WHAT TO DO:
Repeat the entries that follow verbatim, without any of their pictures.

RECORDED DATA:

+ + + + + + +

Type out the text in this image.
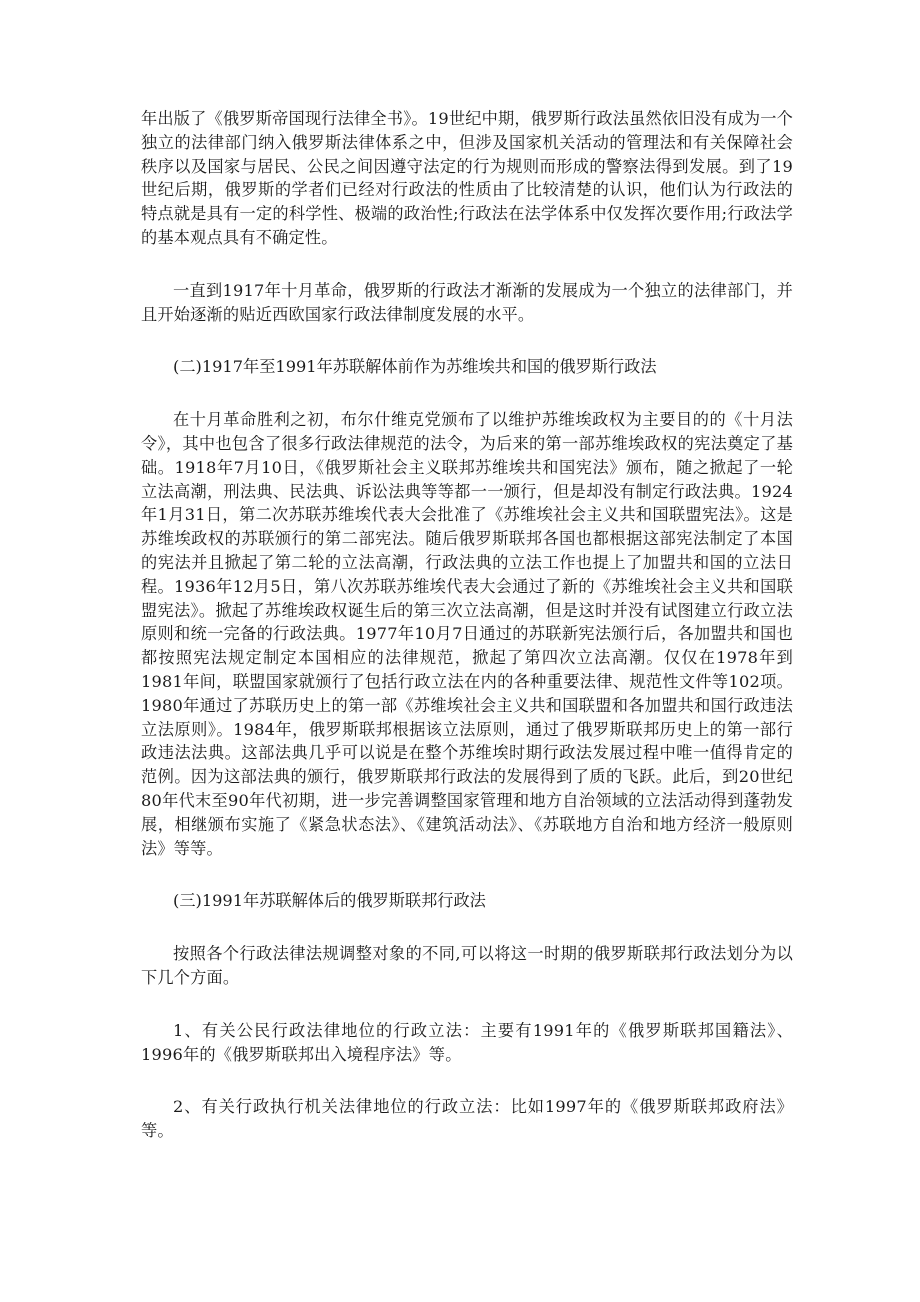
年出版了《俄罗斯帝国现行法律全书》。19世纪中期，俄罗斯行政法虽然依旧没有成为一个独立的法律部门纳入俄罗斯法律体系之中，但涉及国家机关活动的管理法和有关保障社会秩序以及国家与居民、公民之间因遵守法定的行为规则而形成的警察法得到发展。到了19世纪后期，俄罗斯的学者们已经对行政法的性质由了比较清楚的认识，他们认为行政法的特点就是具有一定的科学性、极端的政治性;行政法在法学体系中仅发挥次要作用;行政法学的基本观点具有不确定性。

一直到1917年十月革命，俄罗斯的行政法才渐渐的发展成为一个独立的法律部门，并且开始逐渐的贴近西欧国家行政法律制度发展的水平。

(二)1917年至1991年苏联解体前作为苏维埃共和国的俄罗斯行政法

在十月革命胜利之初，布尔什维克党颁布了以维护苏维埃政权为主要目的的《十月法令》，其中也包含了很多行政法律规范的法令，为后来的第一部苏维埃政权的宪法奠定了基础。1918年7月10日，《俄罗斯社会主义联邦苏维埃共和国宪法》颁布，随之掀起了一轮立法高潮，刑法典、民法典、诉讼法典等等都一一颁行，但是却没有制定行政法典。1924年1月31日，第二次苏联苏维埃代表大会批准了《苏维埃社会主义共和国联盟宪法》。这是苏维埃政权的苏联颁行的第二部宪法。随后俄罗斯联邦各国也都根据这部宪法制定了本国的宪法并且掀起了第二轮的立法高潮，行政法典的立法工作也提上了加盟共和国的立法日程。1936年12月5日，第八次苏联苏维埃代表大会通过了新的《苏维埃社会主义共和国联盟宪法》。掀起了苏维埃政权诞生后的第三次立法高潮，但是这时并没有试图建立行政立法原则和统一完备的行政法典。1977年10月7日通过的苏联新宪法颁行后，各加盟共和国也都按照宪法规定制定本国相应的法律规范，掀起了第四次立法高潮。仅仅在1978年到1981年间，联盟国家就颁行了包括行政立法在内的各种重要法律、规范性文件等102项。1980年通过了苏联历史上的第一部《苏维埃社会主义共和国联盟和各加盟共和国行政违法立法原则》。1984年，俄罗斯联邦根据该立法原则，通过了俄罗斯联邦历史上的第一部行政违法法典。这部法典几乎可以说是在整个苏维埃时期行政法发展过程中唯一值得肯定的范例。因为这部法典的颁行，俄罗斯联邦行政法的发展得到了质的飞跃。此后，到20世纪80年代末至90年代初期，进一步完善调整国家管理和地方自治领域的立法活动得到蓬勃发展，相继颁布实施了《紧急状态法》、《建筑活动法》、《苏联地方自治和地方经济一般原则法》等等。

(三)1991年苏联解体后的俄罗斯联邦行政法

按照各个行政法律法规调整对象的不同,可以将这一时期的俄罗斯联邦行政法划分为以下几个方面。

1、有关公民行政法律地位的行政立法：主要有1991年的《俄罗斯联邦国籍法》、1996年的《俄罗斯联邦出入境程序法》等。

2、有关行政执行机关法律地位的行政立法：比如1997年的《俄罗斯联邦政府法》等。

+ + + + + + +

COMPLETED EXERCISE:
Type out the text in this image.
年出版了《俄罗斯帝国现行法律全书》。19世纪中期，俄罗斯行政法虽然依旧没有成为一个独立的法律部门纳入俄罗斯法律体系之中，但涉及国家机关活动的管理法和有关保障社会秩序以及国家与居民、公民之间因遵守法定的行为规则而形成的警察法得到发展。到了19世纪后期，俄罗斯的学者们已经对行政法的性质由了比较清楚的认识，他们认为行政法的特点就是具有一定的科学性、极端的政治性;行政法在法学体系中仅发挥次要作用;行政法学的基本观点具有不确定性。

一直到1917年十月革命，俄罗斯的行政法才渐渐的发展成为一个独立的法律部门，并且开始逐渐的贴近西欧国家行政法律制度发展的水平。

(二)1917年至1991年苏联解体前作为苏维埃共和国的俄罗斯行政法

在十月革命胜利之初，布尔什维克党颁布了以维护苏维埃政权为主要目的的《十月法令》，其中也包含了很多行政法律规范的法令，为后来的第一部苏维埃政权的宪法奠定了基础。1918年7月10日，《俄罗斯社会主义联邦苏维埃共和国宪法》颁布，随之掀起了一轮立法高潮，刑法典、民法典、诉讼法典等等都一一颁行，但是却没有制定行政法典。1924年1月31日，第二次苏联苏维埃代表大会批准了《苏维埃社会主义共和国联盟宪法》。这是苏维埃政权的苏联颁行的第二部宪法。随后俄罗斯联邦各国也都根据这部宪法制定了本国的宪法并且掀起了第二轮的立法高潮，行政法典的立法工作也提上了加盟共和国的立法日程。1936年12月5日，第八次苏联苏维埃代表大会通过了新的《苏维埃社会主义共和国联盟宪法》。掀起了苏维埃政权诞生后的第三次立法高潮，但是这时并没有试图建立行政立法原则和统一完备的行政法典。1977年10月7日通过的苏联新宪法颁行后，各加盟共和国也都按照宪法规定制定本国相应的法律规范，掀起了第四次立法高潮。仅仅在1978年到1981年间，联盟国家就颁行了包括行政立法在内的各种重要法律、规范性文件等102项。1980年通过了苏联历史上的第一部《苏维埃社会主义共和国联盟和各加盟共和国行政违法立法原则》。1984年，俄罗斯联邦根据该立法原则，通过了俄罗斯联邦历史上的第一部行政违法法典。这部法典几乎可以说是在整个苏维埃时期行政法发展过程中唯一值得肯定的范例。因为这部法典的颁行，俄罗斯联邦行政法的发展得到了质的飞跃。此后，到20世纪80年代末至90年代初期，进一步完善调整国家管理和地方自治领域的立法活动得到蓬勃发展，相继颁布实施了《紧急状态法》、《建筑活动法》、《苏联地方自治和地方经济一般原则法》等等。

(三)1991年苏联解体后的俄罗斯联邦行政法

按照各个行政法律法规调整对象的不同,可以将这一时期的俄罗斯联邦行政法划分为以下几个方面。

1、有关公民行政法律地位的行政立法：主要有1991年的《俄罗斯联邦国籍法》、1996年的《俄罗斯联邦出入境程序法》等。

2、有关行政执行机关法律地位的行政立法：比如1997年的《俄罗斯联邦政府法》等。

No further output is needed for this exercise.